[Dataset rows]
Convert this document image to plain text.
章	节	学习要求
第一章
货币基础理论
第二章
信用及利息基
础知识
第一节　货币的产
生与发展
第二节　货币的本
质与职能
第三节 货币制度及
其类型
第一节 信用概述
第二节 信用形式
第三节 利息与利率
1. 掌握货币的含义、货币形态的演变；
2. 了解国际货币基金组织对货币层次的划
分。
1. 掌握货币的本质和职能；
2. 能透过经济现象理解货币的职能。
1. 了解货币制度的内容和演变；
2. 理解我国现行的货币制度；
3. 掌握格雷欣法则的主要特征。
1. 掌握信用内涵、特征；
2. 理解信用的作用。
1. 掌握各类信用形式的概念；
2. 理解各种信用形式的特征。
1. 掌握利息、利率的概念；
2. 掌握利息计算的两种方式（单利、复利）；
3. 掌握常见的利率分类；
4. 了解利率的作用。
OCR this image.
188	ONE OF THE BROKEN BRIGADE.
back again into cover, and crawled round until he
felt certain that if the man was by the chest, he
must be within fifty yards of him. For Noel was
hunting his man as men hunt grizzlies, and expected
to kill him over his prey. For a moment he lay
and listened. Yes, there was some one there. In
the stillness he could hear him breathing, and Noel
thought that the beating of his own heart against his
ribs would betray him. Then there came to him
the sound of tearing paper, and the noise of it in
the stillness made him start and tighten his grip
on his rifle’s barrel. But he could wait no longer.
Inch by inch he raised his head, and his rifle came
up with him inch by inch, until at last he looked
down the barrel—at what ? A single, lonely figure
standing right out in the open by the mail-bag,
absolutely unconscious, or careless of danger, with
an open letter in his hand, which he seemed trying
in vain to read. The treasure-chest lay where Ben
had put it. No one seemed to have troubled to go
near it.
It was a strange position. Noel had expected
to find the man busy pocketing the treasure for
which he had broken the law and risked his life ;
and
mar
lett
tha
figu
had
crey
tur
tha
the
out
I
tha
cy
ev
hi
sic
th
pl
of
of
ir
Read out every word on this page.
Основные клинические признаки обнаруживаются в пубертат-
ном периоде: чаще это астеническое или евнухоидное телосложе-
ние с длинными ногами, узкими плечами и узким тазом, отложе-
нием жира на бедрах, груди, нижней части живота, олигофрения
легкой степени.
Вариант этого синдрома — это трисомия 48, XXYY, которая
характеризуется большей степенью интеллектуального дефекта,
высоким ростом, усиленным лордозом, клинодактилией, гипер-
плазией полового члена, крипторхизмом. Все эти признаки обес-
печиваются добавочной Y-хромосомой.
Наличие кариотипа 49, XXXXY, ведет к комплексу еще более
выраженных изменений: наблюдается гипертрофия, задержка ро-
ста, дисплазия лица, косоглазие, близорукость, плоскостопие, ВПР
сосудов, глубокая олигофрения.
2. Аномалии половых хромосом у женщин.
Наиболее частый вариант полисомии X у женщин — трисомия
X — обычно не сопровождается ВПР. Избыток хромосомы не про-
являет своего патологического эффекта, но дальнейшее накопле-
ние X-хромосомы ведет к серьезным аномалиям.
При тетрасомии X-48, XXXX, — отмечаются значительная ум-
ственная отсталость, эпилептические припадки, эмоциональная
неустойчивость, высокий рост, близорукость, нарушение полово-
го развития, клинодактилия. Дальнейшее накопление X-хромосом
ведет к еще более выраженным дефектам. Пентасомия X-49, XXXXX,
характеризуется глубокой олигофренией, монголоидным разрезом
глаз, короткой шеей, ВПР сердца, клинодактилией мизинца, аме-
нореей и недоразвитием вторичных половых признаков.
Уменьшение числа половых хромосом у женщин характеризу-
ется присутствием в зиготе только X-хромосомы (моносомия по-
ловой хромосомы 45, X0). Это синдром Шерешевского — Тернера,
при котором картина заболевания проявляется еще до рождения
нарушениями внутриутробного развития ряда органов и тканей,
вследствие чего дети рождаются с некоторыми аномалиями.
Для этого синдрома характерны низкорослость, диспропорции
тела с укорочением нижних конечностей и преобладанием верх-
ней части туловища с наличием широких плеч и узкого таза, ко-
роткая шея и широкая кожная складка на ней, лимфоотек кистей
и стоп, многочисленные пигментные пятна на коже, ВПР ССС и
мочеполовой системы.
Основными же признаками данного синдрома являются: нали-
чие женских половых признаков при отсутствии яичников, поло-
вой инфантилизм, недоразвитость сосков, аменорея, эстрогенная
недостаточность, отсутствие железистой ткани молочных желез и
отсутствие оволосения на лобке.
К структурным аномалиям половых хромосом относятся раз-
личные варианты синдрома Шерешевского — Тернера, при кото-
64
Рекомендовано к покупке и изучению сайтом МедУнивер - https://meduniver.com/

◆ DIRECTIVE: Scan the lines for the string "stillness". Pick out every line that has it.

◆ CORRECT ANSWER:
the stillness he could hear him breathing, and Noel
the stillness made him start and tighten his grip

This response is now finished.